# Extracted records start

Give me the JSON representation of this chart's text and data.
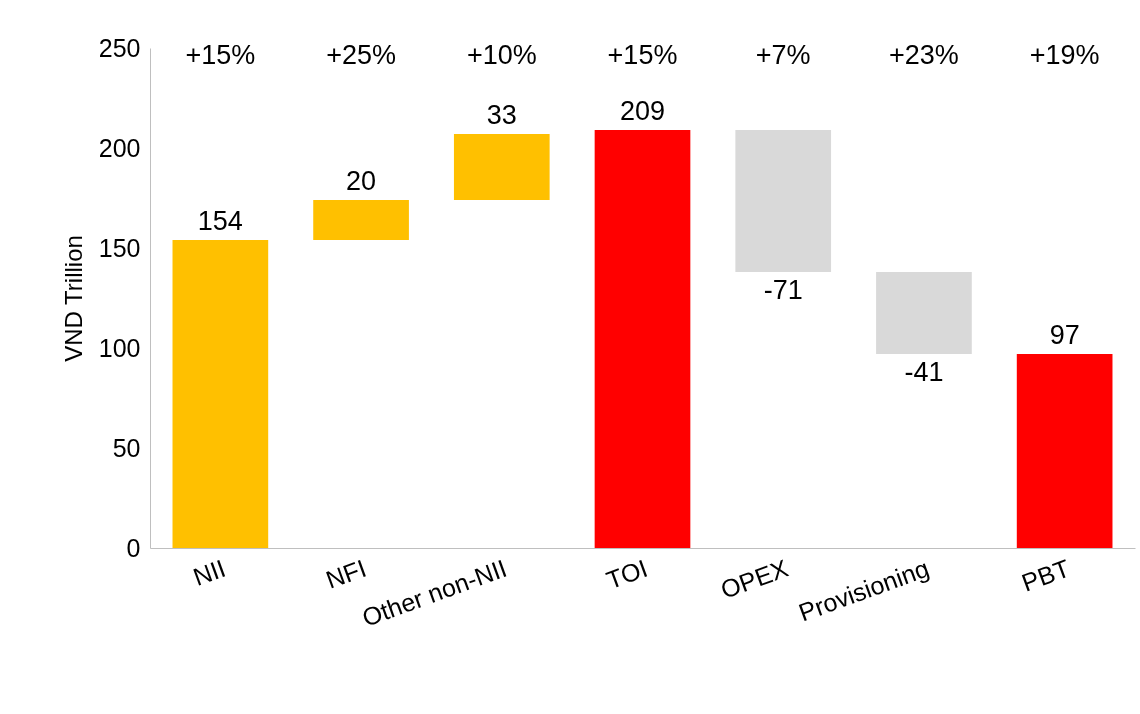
{
  "chart_data": {
    "type": "bar",
    "ylabel": "VND Trillion",
    "categories": [
      "NII",
      "NFI",
      "Other non-NII",
      "TOI",
      "OPEX",
      "Provisioning",
      "PBT"
    ],
    "values": [
      154,
      20,
      33,
      209,
      -71,
      -41,
      97
    ],
    "base": [
      0,
      154,
      174,
      0,
      209,
      138,
      0
    ],
    "colors": [
      "#ffc000",
      "#ffc000",
      "#ffc000",
      "#ff0000",
      "#d9d9d9",
      "#d9d9d9",
      "#ff0000"
    ],
    "ylim": [
      0,
      250
    ],
    "yticks": [
      0,
      50,
      100,
      150,
      200,
      250
    ],
    "grid": false,
    "data_labels": true,
    "annotations": [
      "+15%",
      "+25%",
      "+10%",
      "+15%",
      "+7%",
      "+23%",
      "+19%"
    ]
  }
}
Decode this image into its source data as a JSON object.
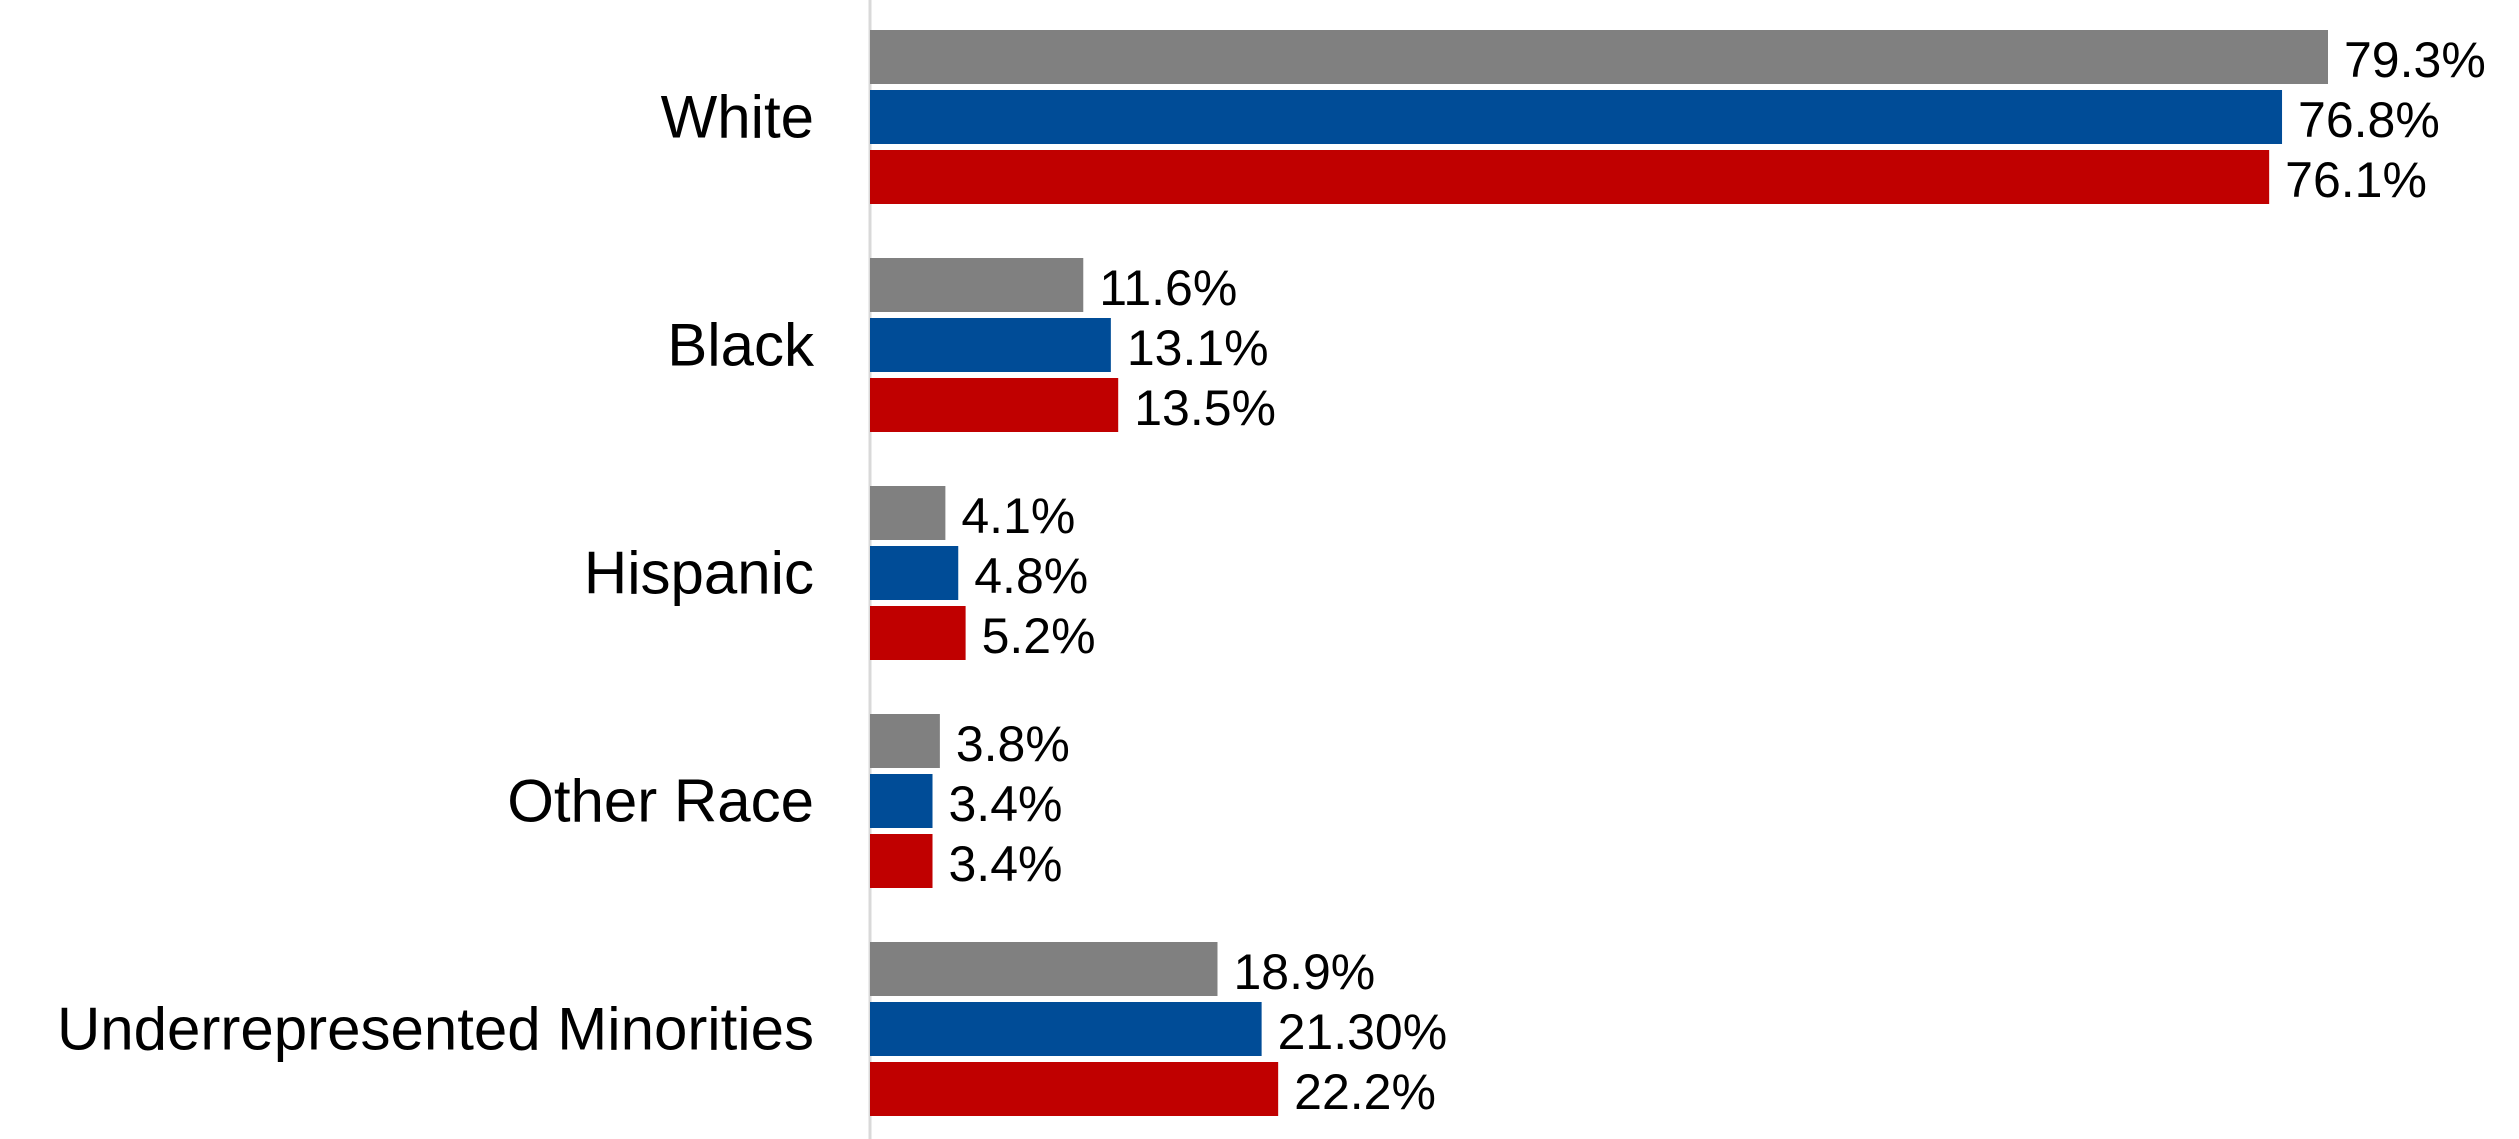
{
  "chart_data": {
    "type": "bar",
    "orientation": "horizontal",
    "title": "",
    "xlabel": "",
    "ylabel": "",
    "xlim": [
      0,
      100
    ],
    "grid": false,
    "legend": "none",
    "categories": [
      "White",
      "Black",
      "Hispanic",
      "Other Race",
      "Underrepresented Minorities"
    ],
    "series": [
      {
        "color": "#808080",
        "values": [
          79.3,
          11.6,
          4.1,
          3.8,
          18.9
        ],
        "labels": [
          "79.3%",
          "11.6%",
          "4.1%",
          "3.8%",
          "18.9%"
        ]
      },
      {
        "color": "#004C97",
        "values": [
          76.8,
          13.1,
          4.8,
          3.4,
          21.3
        ],
        "labels": [
          "76.8%",
          "13.1%",
          "4.8%",
          "3.4%",
          "21.30%"
        ]
      },
      {
        "color": "#C00000",
        "values": [
          76.1,
          13.5,
          5.2,
          3.4,
          22.2
        ],
        "labels": [
          "76.1%",
          "13.5%",
          "5.2%",
          "3.4%",
          "22.2%"
        ]
      }
    ]
  }
}
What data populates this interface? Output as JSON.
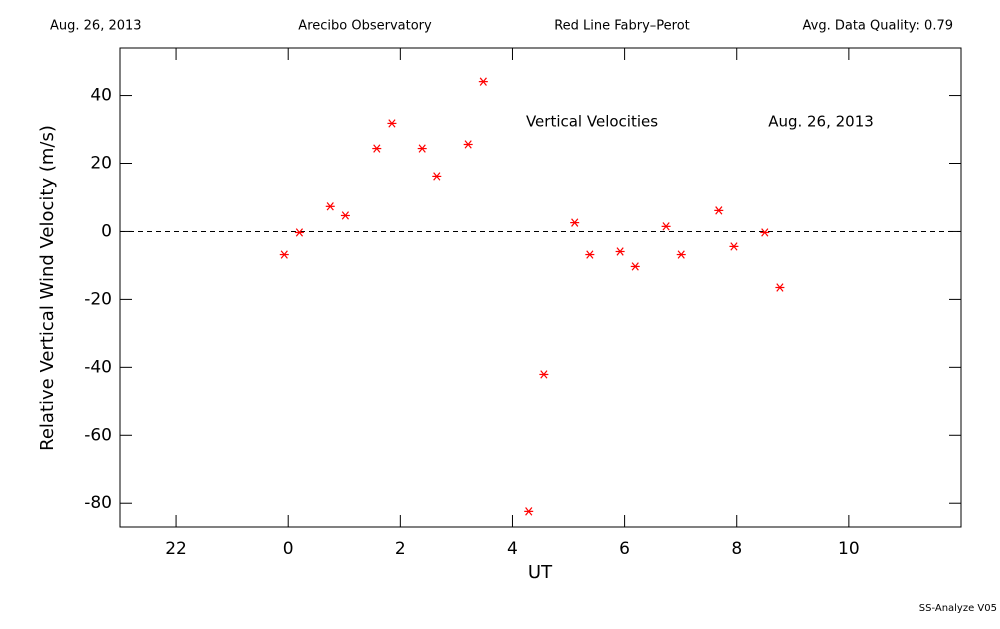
{
  "chart_data": {
    "type": "scatter",
    "header": [
      "Aug. 26, 2013",
      "Arecibo Observatory",
      "Red Line Fabry–Perot",
      "Avg. Data Quality: 0.79"
    ],
    "annotations": [
      "Vertical Velocities",
      "Aug. 26, 2013"
    ],
    "footer": "SS-Analyze V05",
    "xlabel": "UT",
    "ylabel": "Relative Vertical Wind Velocity (m/s)",
    "xlim": [
      -3,
      12
    ],
    "ylim": [
      -87,
      54
    ],
    "xticks": [
      {
        "value": -2,
        "label": "22"
      },
      0,
      2,
      4,
      6,
      8,
      10
    ],
    "yticks": [
      -80,
      -60,
      -40,
      -20,
      0,
      20,
      40
    ],
    "hline": 0,
    "color": "#ff0000",
    "x": [
      -0.07,
      0.2,
      0.75,
      1.02,
      1.58,
      1.85,
      2.39,
      2.65,
      3.21,
      3.48,
      4.29,
      4.56,
      5.11,
      5.38,
      5.92,
      6.19,
      6.74,
      7.01,
      7.68,
      7.95,
      8.5,
      8.77
    ],
    "values": [
      -6.8,
      -0.3,
      7.4,
      4.7,
      24.4,
      31.8,
      24.4,
      16.2,
      25.6,
      44.1,
      -82.4,
      -42.1,
      2.6,
      -6.8,
      -5.9,
      -10.3,
      1.5,
      -6.8,
      6.2,
      -4.4,
      -0.3,
      -16.5
    ]
  }
}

# Extracted records end

Check each line of the records for the string "Vertical" and state how many lines contain it. Give only the number.

▶ _Exercise response_
2